(Rows from a figure dataset)
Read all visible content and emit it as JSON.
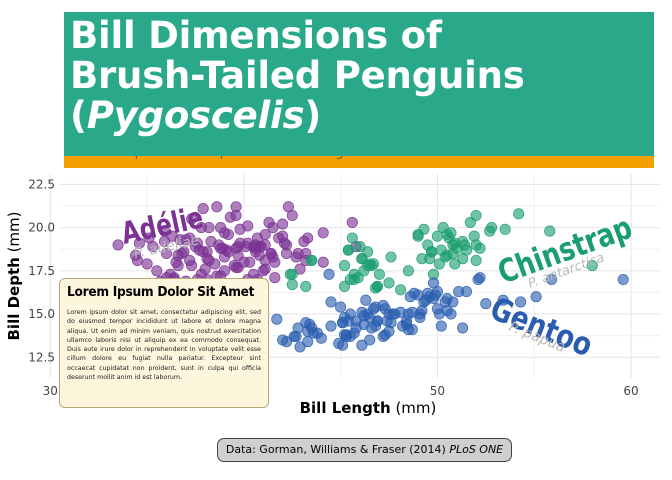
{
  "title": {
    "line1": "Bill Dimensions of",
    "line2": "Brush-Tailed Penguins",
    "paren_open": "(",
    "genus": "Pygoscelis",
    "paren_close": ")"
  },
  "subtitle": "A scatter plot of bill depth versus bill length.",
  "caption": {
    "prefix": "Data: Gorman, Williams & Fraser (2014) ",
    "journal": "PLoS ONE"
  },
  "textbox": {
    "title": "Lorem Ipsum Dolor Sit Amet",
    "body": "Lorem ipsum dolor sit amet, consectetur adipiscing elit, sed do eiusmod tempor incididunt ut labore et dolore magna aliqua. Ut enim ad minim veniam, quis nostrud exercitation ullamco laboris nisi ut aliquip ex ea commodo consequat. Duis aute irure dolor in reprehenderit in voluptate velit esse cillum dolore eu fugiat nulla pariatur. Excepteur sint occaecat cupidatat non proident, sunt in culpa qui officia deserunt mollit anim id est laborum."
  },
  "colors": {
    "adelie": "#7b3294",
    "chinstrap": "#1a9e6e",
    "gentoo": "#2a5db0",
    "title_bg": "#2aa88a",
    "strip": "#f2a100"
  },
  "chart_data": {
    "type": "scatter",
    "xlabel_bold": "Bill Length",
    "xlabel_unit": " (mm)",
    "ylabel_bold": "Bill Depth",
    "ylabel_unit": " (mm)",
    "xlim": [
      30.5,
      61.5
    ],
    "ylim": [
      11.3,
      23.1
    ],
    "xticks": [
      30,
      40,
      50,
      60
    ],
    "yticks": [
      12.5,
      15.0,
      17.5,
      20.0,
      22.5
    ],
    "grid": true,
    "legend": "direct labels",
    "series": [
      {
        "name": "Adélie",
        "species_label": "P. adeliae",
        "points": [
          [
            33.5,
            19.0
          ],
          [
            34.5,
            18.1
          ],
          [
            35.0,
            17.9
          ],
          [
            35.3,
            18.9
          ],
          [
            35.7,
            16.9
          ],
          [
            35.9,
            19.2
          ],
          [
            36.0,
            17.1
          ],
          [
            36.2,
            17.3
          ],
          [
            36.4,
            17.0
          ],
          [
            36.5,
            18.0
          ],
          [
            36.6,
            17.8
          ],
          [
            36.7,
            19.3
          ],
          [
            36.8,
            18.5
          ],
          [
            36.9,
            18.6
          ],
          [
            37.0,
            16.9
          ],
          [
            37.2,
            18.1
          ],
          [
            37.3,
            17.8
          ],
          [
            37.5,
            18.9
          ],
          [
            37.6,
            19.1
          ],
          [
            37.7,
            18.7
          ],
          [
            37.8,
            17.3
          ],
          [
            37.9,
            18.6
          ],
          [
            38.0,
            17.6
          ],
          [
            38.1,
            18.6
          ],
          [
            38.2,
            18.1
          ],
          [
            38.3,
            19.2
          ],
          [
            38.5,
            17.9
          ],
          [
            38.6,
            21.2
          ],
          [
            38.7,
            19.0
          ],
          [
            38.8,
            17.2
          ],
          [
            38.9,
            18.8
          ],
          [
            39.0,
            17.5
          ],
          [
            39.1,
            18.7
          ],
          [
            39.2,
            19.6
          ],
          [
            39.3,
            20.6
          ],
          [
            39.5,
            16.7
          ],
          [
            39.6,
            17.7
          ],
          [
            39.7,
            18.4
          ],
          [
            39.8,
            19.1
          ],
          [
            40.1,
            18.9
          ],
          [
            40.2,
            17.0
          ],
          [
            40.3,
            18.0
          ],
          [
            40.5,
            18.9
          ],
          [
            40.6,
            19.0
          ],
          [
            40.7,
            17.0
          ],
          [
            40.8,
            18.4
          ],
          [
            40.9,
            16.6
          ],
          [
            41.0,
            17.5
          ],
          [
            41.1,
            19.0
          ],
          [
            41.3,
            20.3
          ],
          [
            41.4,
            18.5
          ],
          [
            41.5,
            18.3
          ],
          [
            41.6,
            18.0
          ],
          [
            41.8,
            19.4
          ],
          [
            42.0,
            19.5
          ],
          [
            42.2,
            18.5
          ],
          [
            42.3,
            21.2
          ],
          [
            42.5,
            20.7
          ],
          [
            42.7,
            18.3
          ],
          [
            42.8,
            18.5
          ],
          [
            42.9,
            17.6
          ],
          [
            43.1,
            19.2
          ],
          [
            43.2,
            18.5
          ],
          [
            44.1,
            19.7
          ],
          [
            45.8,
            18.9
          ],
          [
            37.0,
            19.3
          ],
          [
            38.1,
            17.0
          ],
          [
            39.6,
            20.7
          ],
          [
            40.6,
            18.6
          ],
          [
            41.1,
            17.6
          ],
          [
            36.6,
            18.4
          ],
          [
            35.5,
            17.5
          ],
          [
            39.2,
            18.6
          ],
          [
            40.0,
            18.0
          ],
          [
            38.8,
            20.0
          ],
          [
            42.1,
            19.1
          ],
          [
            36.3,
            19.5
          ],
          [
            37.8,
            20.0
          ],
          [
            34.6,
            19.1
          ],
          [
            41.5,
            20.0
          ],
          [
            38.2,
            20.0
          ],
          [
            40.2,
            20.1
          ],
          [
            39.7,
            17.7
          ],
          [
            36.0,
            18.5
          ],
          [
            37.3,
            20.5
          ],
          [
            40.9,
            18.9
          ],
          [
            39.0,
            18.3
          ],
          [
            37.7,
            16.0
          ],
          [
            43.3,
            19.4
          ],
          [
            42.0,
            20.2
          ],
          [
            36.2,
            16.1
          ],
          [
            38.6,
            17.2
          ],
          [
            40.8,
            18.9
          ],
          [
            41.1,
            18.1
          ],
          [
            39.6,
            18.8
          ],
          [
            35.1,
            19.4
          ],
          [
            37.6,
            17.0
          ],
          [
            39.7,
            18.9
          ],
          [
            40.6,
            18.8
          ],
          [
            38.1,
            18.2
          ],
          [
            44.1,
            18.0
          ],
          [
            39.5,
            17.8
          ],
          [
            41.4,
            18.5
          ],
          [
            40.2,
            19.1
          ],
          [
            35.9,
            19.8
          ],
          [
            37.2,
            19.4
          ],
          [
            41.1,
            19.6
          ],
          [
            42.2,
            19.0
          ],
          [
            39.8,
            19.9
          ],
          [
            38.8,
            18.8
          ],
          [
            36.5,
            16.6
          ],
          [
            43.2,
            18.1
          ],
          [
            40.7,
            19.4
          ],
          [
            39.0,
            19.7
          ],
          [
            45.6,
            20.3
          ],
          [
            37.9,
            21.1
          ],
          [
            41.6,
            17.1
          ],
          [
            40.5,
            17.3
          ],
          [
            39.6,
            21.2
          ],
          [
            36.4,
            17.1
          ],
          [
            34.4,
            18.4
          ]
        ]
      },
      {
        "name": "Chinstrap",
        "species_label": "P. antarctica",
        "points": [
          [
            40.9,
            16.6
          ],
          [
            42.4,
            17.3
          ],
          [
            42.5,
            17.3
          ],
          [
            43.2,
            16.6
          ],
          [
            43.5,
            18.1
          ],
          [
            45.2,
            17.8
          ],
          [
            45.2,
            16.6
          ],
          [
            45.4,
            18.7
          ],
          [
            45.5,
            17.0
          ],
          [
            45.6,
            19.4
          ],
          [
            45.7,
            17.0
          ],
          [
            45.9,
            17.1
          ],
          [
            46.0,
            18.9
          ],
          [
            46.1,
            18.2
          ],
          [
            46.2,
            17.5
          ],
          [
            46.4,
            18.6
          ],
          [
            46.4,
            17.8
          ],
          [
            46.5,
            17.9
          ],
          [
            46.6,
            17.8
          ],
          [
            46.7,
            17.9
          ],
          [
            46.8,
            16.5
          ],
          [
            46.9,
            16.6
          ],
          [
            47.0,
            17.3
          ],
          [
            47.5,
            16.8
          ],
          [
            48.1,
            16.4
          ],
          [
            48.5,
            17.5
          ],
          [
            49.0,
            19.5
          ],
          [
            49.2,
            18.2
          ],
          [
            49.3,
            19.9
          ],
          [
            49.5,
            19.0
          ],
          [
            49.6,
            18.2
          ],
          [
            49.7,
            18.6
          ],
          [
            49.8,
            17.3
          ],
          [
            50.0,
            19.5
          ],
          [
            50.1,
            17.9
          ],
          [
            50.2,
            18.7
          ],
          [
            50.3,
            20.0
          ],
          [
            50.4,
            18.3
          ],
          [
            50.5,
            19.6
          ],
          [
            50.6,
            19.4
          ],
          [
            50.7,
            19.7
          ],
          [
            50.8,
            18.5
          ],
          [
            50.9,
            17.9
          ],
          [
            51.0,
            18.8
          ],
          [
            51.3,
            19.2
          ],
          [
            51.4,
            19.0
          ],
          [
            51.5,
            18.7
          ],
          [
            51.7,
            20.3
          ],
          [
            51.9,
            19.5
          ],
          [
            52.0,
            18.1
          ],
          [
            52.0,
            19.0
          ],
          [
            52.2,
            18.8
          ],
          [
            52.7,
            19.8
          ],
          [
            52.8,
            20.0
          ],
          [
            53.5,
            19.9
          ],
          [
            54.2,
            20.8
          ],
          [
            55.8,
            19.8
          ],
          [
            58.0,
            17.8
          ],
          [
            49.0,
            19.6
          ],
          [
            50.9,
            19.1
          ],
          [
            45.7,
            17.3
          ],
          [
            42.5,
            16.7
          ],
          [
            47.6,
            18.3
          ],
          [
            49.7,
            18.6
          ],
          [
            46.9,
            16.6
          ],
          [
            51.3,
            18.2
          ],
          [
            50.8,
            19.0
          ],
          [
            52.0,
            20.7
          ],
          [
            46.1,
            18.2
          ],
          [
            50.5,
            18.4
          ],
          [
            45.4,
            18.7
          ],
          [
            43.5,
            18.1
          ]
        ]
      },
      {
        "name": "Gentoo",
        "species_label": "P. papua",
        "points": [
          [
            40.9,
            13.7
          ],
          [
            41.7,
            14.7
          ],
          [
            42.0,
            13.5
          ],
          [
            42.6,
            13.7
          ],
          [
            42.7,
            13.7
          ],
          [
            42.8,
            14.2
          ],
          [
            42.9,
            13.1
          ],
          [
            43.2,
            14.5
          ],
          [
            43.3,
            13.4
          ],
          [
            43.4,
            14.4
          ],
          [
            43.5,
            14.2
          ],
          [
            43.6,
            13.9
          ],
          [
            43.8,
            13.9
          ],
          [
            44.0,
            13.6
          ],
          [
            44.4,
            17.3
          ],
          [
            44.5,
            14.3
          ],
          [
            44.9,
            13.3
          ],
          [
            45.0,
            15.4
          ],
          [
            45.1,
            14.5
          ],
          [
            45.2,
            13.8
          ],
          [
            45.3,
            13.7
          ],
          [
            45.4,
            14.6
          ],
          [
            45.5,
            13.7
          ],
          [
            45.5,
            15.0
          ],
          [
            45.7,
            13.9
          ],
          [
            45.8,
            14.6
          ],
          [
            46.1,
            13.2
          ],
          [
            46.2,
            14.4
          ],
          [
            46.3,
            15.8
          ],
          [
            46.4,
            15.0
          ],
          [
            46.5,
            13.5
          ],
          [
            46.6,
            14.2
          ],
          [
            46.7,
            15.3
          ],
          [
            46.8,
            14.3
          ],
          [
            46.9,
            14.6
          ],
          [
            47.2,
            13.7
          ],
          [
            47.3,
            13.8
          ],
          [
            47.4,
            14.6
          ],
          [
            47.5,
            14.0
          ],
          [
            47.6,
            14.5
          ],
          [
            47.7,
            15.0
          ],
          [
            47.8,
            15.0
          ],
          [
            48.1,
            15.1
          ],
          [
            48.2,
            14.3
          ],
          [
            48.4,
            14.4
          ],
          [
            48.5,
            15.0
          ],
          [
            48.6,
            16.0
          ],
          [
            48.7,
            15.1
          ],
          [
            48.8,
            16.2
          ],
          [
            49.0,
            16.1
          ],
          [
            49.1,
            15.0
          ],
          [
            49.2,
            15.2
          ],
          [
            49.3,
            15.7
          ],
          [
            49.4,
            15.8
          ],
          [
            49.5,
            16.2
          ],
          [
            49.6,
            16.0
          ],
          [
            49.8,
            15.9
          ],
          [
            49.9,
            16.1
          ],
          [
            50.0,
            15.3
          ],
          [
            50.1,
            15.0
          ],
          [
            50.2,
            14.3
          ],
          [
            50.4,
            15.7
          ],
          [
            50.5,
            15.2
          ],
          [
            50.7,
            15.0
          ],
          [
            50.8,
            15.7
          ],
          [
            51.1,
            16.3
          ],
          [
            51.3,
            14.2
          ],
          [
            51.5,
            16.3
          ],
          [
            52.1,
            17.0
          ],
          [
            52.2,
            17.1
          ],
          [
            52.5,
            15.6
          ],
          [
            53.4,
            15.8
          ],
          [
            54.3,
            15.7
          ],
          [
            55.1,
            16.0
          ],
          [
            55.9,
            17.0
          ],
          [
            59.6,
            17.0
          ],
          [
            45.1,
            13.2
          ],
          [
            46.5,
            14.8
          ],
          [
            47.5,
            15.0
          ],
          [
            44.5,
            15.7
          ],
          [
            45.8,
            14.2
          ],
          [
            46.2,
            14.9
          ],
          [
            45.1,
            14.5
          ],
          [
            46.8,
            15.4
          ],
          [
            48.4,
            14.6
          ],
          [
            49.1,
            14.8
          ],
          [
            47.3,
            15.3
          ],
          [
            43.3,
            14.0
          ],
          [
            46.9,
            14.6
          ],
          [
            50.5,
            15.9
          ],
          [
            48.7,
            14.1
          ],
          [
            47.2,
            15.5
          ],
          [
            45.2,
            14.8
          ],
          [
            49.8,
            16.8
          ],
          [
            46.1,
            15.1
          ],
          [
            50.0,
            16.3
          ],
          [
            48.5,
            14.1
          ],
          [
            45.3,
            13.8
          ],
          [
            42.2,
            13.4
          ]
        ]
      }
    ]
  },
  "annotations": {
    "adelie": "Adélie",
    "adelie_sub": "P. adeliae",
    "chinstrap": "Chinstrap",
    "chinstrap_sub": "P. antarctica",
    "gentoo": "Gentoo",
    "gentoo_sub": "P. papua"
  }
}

## Short exercise
Only a number is wanted: how many lines of the material above hold "scatter"?

## Task response
2